**Requirements**: How many lines in the listing below include the word "FROM"? Reply with the count alone.
═══
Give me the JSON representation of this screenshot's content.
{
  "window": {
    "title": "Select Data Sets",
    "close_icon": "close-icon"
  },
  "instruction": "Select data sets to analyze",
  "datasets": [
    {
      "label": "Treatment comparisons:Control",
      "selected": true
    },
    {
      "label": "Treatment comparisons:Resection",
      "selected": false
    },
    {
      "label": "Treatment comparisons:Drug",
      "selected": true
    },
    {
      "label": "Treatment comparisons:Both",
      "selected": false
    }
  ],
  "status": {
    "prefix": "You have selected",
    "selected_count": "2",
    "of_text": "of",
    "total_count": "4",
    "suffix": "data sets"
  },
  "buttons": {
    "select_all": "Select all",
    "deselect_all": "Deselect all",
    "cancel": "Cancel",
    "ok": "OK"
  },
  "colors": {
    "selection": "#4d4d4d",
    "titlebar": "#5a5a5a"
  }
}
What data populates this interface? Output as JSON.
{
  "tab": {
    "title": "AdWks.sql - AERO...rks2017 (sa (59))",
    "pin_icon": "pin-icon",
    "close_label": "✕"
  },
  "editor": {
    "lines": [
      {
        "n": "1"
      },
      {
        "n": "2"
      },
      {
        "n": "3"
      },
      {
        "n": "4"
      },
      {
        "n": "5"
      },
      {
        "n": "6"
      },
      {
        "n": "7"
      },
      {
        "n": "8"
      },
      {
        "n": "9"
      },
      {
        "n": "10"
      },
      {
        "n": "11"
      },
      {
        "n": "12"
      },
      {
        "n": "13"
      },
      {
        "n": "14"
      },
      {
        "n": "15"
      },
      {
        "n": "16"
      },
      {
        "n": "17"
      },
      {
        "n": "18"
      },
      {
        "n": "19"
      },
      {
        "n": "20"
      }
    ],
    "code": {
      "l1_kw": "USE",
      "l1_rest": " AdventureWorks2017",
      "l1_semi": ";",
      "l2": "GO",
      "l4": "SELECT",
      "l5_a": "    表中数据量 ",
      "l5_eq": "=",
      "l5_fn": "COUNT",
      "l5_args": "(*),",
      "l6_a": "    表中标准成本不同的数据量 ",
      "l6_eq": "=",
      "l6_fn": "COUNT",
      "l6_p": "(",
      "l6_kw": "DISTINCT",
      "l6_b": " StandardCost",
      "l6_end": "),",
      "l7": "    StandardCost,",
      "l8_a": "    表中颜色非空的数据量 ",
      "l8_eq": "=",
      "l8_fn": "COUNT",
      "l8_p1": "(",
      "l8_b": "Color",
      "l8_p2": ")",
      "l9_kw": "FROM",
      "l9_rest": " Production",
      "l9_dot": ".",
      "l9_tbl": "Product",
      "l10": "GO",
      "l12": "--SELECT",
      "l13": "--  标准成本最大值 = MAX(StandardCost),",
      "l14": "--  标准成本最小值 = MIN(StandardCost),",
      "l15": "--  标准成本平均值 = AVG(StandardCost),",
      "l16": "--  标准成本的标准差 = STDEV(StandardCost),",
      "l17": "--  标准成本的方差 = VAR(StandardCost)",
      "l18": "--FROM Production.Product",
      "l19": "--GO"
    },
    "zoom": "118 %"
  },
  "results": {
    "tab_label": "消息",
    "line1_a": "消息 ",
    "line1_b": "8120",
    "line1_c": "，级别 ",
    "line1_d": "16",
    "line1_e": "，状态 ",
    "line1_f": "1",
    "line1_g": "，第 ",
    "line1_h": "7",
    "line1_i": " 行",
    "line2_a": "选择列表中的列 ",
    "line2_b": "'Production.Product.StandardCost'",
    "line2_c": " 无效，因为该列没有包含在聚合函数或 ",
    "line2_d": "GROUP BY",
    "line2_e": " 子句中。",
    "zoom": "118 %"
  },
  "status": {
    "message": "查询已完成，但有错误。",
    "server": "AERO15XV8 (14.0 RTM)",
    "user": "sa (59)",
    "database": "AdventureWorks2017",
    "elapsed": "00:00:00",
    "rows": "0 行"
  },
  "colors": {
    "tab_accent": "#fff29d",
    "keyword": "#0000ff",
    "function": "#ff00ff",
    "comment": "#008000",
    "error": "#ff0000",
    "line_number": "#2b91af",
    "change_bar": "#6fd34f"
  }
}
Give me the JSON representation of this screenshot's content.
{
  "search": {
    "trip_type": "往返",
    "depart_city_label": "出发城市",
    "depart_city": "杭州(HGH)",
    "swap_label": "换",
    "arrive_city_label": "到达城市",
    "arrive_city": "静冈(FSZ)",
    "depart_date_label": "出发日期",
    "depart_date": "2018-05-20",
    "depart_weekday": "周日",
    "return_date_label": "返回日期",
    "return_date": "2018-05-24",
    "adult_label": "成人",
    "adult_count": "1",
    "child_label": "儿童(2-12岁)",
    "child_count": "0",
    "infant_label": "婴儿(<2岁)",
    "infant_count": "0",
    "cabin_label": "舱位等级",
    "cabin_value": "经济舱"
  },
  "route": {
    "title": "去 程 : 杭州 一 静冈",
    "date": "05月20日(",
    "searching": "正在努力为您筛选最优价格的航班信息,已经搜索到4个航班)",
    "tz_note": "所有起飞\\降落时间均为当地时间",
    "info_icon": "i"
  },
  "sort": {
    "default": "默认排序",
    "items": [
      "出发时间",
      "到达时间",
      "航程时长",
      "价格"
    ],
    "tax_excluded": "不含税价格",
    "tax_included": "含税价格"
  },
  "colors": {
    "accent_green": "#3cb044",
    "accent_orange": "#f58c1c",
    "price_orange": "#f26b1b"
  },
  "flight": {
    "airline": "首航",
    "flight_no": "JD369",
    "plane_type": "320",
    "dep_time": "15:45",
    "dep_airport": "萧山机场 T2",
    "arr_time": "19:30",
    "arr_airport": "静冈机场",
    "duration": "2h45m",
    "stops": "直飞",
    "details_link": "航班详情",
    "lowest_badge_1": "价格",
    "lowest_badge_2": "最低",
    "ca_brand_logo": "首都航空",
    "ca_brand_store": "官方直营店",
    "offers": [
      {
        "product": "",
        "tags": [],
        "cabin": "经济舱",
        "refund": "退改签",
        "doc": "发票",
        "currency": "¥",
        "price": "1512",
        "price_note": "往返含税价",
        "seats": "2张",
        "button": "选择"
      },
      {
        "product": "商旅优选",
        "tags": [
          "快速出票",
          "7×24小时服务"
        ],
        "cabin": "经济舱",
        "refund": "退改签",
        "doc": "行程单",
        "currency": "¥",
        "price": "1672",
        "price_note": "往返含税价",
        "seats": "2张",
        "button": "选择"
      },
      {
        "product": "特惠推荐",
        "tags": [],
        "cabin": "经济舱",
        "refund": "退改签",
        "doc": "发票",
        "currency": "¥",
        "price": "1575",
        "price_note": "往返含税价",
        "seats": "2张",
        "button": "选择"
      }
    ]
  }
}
═══
**Answer for the task**: 2